# Task instructions
Please retype each of the records below line for line, with no changes.

# Data shown

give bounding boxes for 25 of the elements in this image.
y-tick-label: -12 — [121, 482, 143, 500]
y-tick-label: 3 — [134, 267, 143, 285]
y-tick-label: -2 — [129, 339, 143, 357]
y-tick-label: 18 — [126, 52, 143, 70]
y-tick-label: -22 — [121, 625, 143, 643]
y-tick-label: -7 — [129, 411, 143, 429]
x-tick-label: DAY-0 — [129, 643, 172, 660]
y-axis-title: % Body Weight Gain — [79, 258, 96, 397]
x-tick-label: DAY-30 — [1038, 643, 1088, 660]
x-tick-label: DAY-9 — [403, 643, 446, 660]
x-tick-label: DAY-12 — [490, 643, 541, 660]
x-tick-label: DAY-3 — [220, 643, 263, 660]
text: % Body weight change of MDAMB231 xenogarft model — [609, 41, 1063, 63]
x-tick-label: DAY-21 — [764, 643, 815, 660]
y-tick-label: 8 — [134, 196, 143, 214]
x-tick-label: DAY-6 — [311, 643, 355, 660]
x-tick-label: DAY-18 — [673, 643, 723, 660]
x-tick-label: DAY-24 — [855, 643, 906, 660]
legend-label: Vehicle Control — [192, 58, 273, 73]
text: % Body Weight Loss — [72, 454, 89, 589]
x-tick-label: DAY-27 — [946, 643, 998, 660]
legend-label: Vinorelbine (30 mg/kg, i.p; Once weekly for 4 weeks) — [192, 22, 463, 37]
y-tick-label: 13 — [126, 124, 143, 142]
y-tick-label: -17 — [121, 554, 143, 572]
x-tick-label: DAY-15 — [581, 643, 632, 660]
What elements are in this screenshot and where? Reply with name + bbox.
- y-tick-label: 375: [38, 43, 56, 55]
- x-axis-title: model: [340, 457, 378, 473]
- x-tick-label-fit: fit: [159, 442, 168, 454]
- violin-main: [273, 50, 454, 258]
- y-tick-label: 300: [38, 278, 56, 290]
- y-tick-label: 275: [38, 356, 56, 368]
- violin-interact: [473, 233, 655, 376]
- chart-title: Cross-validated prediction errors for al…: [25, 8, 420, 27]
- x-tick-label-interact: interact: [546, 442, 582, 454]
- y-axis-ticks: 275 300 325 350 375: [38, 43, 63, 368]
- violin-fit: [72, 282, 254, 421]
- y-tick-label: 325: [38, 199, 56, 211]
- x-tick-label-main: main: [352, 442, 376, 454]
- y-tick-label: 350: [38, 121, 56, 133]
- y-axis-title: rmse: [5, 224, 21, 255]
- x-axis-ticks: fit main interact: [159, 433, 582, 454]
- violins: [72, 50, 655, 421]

# Answer in full
give bounding boxes for 25 of the elements in this image.
y-tick-label: -12 — [121, 482, 143, 500]
y-tick-label: 3 — [134, 267, 143, 285]
y-tick-label: -2 — [129, 339, 143, 357]
y-tick-label: 18 — [126, 52, 143, 70]
y-tick-label: -22 — [121, 625, 143, 643]
y-tick-label: -7 — [129, 411, 143, 429]
x-tick-label: DAY-0 — [129, 643, 172, 660]
y-axis-title: % Body Weight Gain — [79, 258, 96, 397]
x-tick-label: DAY-30 — [1038, 643, 1088, 660]
x-tick-label: DAY-9 — [403, 643, 446, 660]
x-tick-label: DAY-12 — [490, 643, 541, 660]
x-tick-label: DAY-3 — [220, 643, 263, 660]
text: % Body weight change of MDAMB231 xenogarft model — [609, 41, 1063, 63]
x-tick-label: DAY-21 — [764, 643, 815, 660]
y-tick-label: 8 — [134, 196, 143, 214]
x-tick-label: DAY-6 — [311, 643, 355, 660]
x-tick-label: DAY-18 — [673, 643, 723, 660]
x-tick-label: DAY-24 — [855, 643, 906, 660]
legend-label: Vehicle Control — [192, 58, 273, 73]
text: % Body Weight Loss — [72, 454, 89, 589]
x-tick-label: DAY-27 — [946, 643, 998, 660]
legend-label: Vinorelbine (30 mg/kg, i.p; Once weekly for 4 weeks) — [192, 22, 463, 37]
y-tick-label: 13 — [126, 124, 143, 142]
y-tick-label: -17 — [121, 554, 143, 572]
x-tick-label: DAY-15 — [581, 643, 632, 660]
What elements are in this screenshot and where? Reply with name + bbox.
- y-tick-label: 375: [38, 43, 56, 55]
- x-axis-title: model: [340, 457, 378, 473]
- x-tick-label-fit: fit: [159, 442, 168, 454]
- violin-main: [273, 50, 454, 258]
- y-tick-label: 300: [38, 278, 56, 290]
- y-tick-label: 275: [38, 356, 56, 368]
- violin-interact: [473, 233, 655, 376]
- chart-title: Cross-validated prediction errors for al…: [25, 8, 420, 27]
- x-tick-label-interact: interact: [546, 442, 582, 454]
- y-axis-ticks: 275 300 325 350 375: [38, 43, 63, 368]
- violin-fit: [72, 282, 254, 421]
- y-tick-label: 325: [38, 199, 56, 211]
- x-tick-label-main: main: [352, 442, 376, 454]
- y-tick-label: 350: [38, 121, 56, 133]
- y-axis-title: rmse: [5, 224, 21, 255]
- x-axis-ticks: fit main interact: [159, 433, 582, 454]
- violins: [72, 50, 655, 421]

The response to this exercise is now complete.